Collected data
* * * * * * *

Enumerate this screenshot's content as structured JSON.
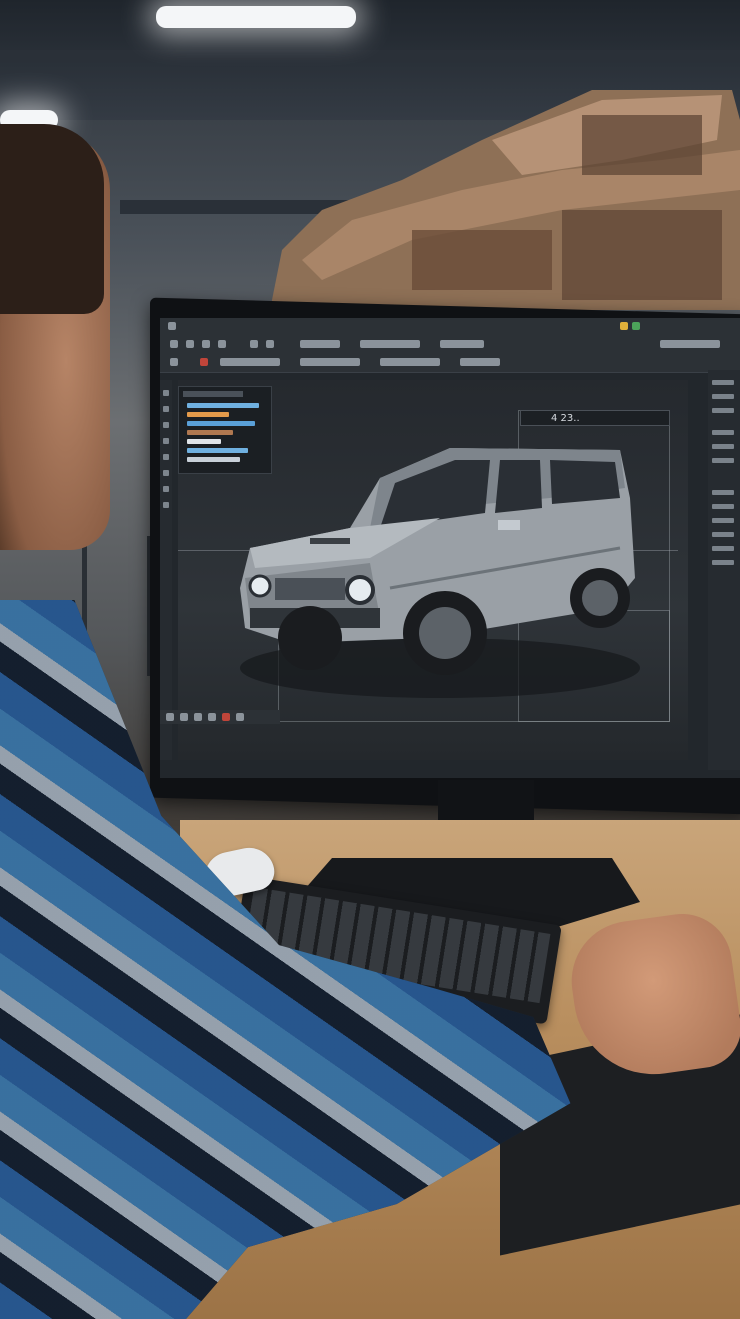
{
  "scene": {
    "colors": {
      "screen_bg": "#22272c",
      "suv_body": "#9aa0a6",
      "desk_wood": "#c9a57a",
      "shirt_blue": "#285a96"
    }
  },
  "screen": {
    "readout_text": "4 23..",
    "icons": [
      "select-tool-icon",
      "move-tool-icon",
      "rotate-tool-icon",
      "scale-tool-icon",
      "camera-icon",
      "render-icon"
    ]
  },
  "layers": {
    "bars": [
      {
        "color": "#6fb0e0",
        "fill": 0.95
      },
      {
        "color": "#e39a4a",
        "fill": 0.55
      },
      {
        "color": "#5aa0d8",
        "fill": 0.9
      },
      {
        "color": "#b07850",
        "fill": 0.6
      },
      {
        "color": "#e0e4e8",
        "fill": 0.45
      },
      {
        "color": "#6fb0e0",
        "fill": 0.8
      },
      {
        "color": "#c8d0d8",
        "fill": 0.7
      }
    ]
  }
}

* * * * * * *

Exercise details
An exact transcription of all the entries is required, without the pictures.

Answer below
Enumerate this screenshot's content as structured JSON.
{
  "scene": {
    "colors": {
      "screen_bg": "#22272c",
      "suv_body": "#9aa0a6",
      "desk_wood": "#c9a57a",
      "shirt_blue": "#285a96"
    }
  },
  "screen": {
    "readout_text": "4 23..",
    "icons": [
      "select-tool-icon",
      "move-tool-icon",
      "rotate-tool-icon",
      "scale-tool-icon",
      "camera-icon",
      "render-icon"
    ]
  },
  "layers": {
    "bars": [
      {
        "color": "#6fb0e0",
        "fill": 0.95
      },
      {
        "color": "#e39a4a",
        "fill": 0.55
      },
      {
        "color": "#5aa0d8",
        "fill": 0.9
      },
      {
        "color": "#b07850",
        "fill": 0.6
      },
      {
        "color": "#e0e4e8",
        "fill": 0.45
      },
      {
        "color": "#6fb0e0",
        "fill": 0.8
      },
      {
        "color": "#c8d0d8",
        "fill": 0.7
      }
    ]
  }
}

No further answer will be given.